THE PROBLEM |
Locate every line in the records below that contains the word "doctor", and copy each one.

DATA LINES |
+++

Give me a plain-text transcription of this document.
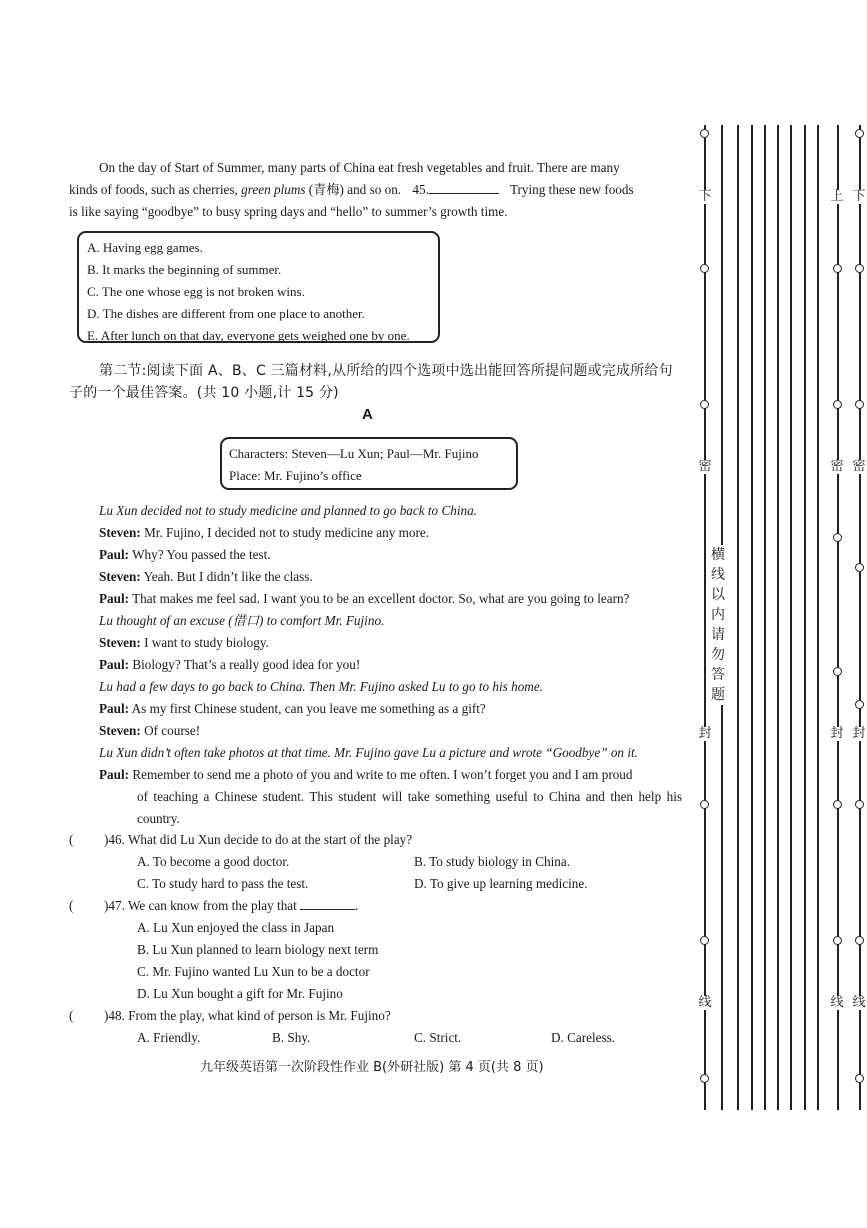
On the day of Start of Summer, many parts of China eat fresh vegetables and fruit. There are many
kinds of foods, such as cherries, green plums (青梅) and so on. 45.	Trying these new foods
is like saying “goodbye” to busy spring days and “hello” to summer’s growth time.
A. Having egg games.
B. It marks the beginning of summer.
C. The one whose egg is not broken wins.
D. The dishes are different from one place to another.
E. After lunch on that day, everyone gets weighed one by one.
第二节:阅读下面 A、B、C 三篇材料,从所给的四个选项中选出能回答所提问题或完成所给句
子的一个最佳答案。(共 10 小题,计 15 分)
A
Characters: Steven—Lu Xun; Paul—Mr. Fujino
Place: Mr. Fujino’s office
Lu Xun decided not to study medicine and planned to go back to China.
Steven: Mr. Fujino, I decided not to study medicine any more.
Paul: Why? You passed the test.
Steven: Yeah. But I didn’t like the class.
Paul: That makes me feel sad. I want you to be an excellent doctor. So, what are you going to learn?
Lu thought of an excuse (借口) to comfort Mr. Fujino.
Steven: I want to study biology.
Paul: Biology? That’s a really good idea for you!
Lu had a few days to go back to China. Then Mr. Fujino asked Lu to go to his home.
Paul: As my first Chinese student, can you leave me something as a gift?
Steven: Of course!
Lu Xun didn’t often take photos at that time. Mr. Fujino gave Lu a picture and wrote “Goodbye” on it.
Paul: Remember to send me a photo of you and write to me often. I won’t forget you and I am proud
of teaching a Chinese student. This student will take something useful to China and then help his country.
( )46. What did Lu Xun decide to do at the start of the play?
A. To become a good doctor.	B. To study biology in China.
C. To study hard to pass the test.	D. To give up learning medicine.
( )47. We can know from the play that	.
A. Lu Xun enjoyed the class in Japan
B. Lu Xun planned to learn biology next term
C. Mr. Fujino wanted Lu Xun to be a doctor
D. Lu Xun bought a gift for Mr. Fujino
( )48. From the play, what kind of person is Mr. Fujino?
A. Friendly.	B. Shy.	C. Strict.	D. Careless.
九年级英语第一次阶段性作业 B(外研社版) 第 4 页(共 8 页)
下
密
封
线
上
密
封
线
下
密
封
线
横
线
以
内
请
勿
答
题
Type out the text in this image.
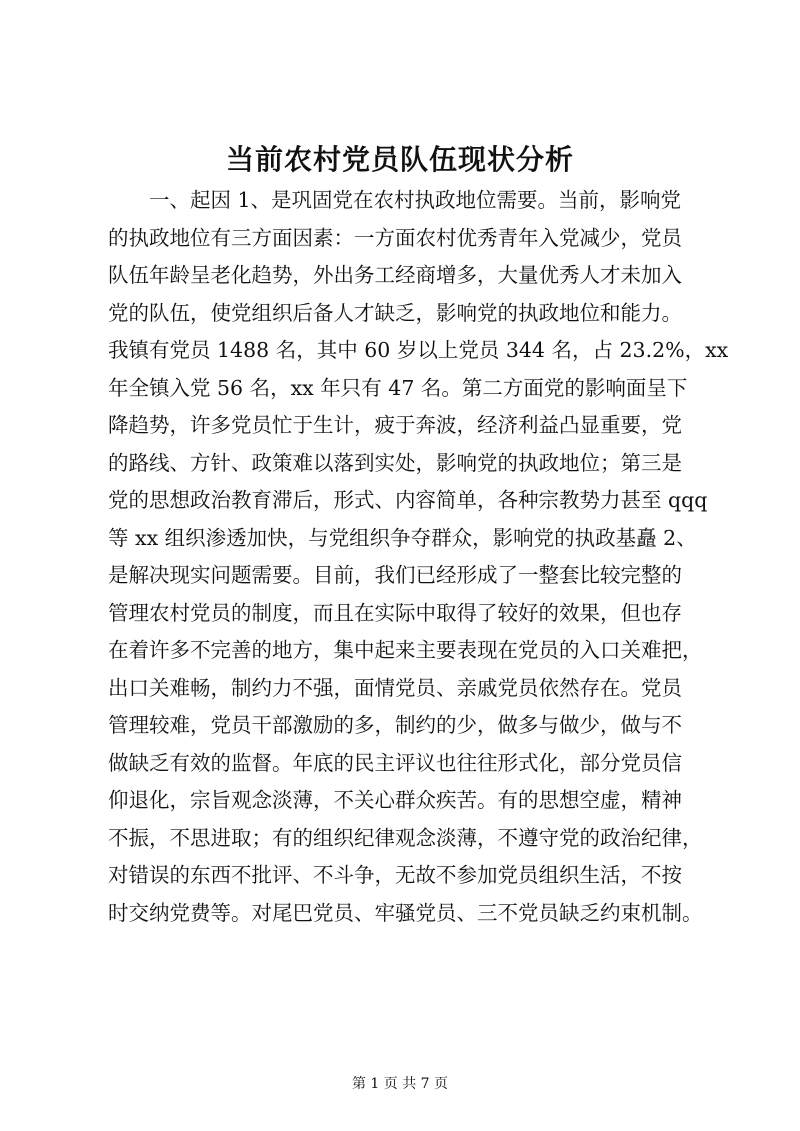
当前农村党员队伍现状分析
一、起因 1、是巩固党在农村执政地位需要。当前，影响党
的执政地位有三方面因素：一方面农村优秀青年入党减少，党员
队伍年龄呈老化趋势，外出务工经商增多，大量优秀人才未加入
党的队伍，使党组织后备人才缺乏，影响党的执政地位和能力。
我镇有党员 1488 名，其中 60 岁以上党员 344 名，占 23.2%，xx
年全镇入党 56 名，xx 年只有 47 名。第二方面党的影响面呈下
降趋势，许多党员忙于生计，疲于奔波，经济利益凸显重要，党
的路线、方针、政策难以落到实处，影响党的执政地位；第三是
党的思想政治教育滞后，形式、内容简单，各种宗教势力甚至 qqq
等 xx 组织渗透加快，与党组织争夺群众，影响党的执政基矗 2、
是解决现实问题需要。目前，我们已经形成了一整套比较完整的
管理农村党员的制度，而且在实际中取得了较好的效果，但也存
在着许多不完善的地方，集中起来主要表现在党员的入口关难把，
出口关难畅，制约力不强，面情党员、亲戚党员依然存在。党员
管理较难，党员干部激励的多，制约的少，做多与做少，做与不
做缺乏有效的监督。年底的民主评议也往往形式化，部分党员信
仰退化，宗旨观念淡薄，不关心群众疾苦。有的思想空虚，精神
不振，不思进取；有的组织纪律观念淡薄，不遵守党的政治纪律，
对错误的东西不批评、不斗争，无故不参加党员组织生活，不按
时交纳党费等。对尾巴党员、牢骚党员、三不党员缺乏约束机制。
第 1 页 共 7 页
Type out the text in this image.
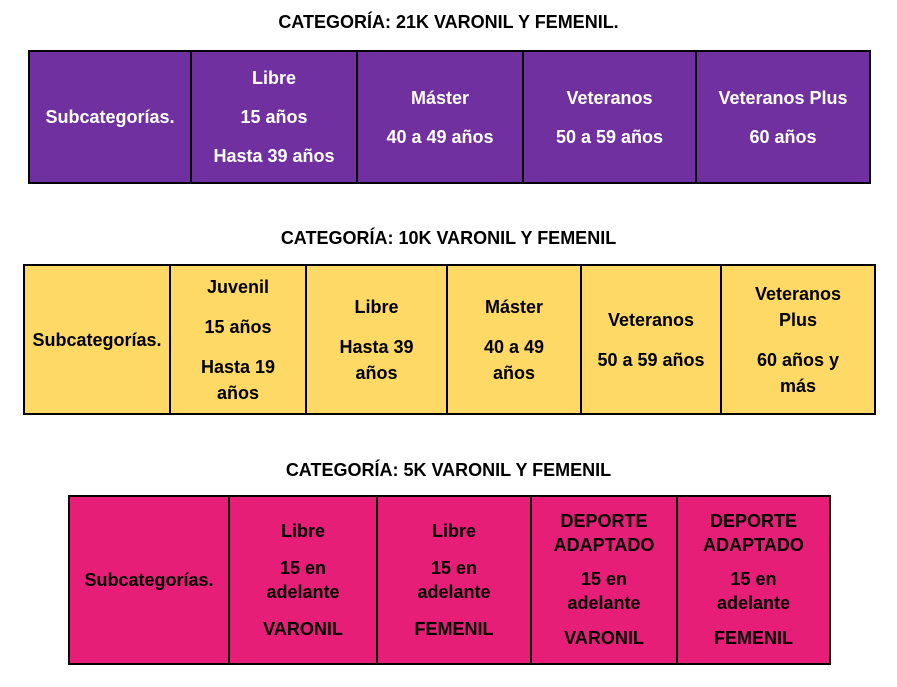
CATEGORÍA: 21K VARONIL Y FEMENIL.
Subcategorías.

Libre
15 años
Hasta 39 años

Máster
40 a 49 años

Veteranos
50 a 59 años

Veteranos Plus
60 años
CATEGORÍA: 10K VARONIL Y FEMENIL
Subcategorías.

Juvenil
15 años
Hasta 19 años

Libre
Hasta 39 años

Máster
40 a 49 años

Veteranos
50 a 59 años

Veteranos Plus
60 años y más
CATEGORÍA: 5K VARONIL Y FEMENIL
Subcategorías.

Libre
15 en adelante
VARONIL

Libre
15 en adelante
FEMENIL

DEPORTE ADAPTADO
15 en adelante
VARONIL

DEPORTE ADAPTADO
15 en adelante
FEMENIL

+++

TASK RESPONSE |
Paul: That makes me feel sad. I want you to be an excellent doctor. So, what are you going to learn?
A. To become a good doctor.	B. To study biology in China.
C. Mr. Fujino wanted Lu Xun to be a doctor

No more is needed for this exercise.